**Stated task:** Collect all lines from the listing that include the string "size".

**Supplied data:**
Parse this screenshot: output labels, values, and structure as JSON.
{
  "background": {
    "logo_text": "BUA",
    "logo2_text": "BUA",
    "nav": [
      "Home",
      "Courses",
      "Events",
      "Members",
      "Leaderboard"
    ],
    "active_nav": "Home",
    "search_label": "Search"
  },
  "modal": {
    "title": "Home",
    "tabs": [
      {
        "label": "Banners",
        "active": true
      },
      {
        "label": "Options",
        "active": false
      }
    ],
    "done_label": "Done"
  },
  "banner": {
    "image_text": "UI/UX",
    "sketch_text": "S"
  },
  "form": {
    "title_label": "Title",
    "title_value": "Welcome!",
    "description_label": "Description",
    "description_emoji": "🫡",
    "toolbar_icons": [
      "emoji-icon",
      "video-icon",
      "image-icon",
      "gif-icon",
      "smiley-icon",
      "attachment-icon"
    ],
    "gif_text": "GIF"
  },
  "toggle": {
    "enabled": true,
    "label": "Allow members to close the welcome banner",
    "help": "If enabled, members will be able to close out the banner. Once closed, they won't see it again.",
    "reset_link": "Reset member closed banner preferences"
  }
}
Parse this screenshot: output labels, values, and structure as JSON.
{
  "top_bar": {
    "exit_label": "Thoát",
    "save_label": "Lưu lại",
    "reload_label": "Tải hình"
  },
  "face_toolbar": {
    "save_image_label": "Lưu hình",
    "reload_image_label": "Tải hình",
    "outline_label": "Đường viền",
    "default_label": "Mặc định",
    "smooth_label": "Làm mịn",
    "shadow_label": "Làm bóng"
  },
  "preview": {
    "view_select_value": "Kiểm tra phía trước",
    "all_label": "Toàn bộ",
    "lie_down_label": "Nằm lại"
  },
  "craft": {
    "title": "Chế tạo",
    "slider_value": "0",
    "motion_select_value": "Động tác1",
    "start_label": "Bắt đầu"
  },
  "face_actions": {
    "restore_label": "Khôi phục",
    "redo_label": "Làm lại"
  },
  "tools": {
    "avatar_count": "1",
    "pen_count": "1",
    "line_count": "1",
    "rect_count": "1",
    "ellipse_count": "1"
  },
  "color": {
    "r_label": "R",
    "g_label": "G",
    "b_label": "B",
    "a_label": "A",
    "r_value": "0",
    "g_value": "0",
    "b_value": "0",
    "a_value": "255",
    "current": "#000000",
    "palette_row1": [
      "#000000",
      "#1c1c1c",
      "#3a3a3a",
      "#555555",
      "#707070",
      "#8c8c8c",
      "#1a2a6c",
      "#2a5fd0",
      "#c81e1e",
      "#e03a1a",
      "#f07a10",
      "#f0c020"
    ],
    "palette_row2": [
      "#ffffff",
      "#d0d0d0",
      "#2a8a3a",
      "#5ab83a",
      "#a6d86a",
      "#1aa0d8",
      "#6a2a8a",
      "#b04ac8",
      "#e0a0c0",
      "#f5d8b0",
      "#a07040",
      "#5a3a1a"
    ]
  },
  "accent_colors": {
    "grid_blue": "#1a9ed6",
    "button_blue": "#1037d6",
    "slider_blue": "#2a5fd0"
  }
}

* * *

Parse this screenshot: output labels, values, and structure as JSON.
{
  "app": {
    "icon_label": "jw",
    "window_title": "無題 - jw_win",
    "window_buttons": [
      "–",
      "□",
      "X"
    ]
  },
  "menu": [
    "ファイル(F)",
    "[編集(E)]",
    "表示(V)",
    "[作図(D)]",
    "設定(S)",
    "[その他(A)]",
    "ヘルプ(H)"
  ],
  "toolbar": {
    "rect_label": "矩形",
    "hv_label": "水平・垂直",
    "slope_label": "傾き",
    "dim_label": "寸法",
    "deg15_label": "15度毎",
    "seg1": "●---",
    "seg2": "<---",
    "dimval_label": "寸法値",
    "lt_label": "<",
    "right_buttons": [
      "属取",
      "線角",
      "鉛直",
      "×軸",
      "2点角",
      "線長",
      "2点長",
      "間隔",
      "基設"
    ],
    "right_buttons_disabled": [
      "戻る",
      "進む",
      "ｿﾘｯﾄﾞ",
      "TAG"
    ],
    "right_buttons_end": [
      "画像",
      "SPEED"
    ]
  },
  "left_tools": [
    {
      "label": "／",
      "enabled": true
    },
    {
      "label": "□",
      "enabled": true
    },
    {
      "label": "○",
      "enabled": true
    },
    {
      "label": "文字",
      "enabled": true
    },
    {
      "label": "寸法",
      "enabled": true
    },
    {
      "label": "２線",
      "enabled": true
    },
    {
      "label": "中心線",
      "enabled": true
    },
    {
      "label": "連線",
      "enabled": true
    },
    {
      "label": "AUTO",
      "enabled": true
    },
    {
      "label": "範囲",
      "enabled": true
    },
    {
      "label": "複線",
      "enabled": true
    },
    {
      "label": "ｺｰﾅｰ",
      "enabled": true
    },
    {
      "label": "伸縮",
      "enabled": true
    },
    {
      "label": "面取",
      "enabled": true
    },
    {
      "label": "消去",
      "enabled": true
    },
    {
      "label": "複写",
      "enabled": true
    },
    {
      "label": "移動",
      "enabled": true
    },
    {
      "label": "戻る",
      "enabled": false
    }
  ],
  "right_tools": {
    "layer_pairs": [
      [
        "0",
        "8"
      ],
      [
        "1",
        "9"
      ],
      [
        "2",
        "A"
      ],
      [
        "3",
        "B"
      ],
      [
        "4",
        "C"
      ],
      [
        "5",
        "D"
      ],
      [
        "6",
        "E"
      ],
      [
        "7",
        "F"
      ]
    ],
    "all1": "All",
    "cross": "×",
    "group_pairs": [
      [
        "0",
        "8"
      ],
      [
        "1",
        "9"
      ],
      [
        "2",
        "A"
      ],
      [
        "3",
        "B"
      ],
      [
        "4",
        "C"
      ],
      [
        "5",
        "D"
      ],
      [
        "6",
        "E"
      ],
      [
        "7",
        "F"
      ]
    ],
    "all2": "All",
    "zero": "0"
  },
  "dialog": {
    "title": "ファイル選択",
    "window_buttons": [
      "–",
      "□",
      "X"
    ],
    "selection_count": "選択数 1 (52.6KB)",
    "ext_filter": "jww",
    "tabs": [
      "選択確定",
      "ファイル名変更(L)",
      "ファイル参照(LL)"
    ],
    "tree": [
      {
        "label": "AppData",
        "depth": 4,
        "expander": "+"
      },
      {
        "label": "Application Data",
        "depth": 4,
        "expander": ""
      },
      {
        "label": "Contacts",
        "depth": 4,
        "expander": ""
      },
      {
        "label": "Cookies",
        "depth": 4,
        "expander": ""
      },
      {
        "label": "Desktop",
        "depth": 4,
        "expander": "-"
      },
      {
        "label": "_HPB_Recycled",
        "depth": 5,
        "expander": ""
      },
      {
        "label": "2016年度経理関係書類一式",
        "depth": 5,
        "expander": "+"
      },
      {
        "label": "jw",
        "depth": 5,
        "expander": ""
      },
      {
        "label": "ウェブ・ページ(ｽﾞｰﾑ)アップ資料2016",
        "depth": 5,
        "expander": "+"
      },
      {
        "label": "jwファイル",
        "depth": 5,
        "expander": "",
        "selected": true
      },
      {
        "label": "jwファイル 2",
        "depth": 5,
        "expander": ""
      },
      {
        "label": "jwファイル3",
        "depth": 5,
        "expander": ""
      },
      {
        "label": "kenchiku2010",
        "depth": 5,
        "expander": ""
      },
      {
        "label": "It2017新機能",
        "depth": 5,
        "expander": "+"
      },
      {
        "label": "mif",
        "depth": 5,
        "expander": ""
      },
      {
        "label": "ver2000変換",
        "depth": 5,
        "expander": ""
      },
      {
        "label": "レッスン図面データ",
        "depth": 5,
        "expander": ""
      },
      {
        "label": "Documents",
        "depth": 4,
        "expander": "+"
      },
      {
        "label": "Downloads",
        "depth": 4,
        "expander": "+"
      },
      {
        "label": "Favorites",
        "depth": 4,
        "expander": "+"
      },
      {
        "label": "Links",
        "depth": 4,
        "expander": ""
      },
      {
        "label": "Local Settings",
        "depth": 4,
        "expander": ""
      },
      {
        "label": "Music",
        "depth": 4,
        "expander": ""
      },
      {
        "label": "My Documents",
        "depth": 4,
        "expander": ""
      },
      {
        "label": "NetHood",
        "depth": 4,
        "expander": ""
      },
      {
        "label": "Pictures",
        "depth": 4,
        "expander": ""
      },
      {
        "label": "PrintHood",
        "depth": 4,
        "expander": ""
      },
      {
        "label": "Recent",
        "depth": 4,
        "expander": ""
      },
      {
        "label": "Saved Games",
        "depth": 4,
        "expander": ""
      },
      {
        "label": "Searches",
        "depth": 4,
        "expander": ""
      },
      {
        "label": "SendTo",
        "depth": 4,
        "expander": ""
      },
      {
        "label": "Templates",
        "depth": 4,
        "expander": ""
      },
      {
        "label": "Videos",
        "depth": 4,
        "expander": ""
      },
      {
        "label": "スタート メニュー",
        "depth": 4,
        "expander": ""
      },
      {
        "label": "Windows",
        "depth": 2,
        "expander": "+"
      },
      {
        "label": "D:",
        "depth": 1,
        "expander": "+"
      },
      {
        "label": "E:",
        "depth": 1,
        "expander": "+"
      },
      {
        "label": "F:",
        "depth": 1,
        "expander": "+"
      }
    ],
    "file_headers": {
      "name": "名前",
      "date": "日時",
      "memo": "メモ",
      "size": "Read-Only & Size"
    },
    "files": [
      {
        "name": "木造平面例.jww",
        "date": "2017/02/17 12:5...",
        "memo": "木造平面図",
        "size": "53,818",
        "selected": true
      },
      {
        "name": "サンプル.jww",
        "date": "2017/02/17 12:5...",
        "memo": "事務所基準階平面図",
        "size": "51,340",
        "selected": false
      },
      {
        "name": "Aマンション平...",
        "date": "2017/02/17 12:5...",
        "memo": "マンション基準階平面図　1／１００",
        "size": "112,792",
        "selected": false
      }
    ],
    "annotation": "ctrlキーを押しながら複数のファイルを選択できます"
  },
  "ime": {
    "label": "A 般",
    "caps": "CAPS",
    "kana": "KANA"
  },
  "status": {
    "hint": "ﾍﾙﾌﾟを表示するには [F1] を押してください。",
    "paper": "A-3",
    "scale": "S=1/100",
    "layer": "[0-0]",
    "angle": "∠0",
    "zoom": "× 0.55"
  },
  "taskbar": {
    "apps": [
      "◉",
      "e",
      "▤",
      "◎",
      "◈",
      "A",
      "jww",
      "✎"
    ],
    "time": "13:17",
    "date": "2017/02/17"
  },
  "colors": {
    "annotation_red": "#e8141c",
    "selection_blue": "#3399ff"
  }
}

**The reply:**
      "size": "Read-Only & Size"
        "size": "53,818",
        "size": "51,340",
        "size": "112,792",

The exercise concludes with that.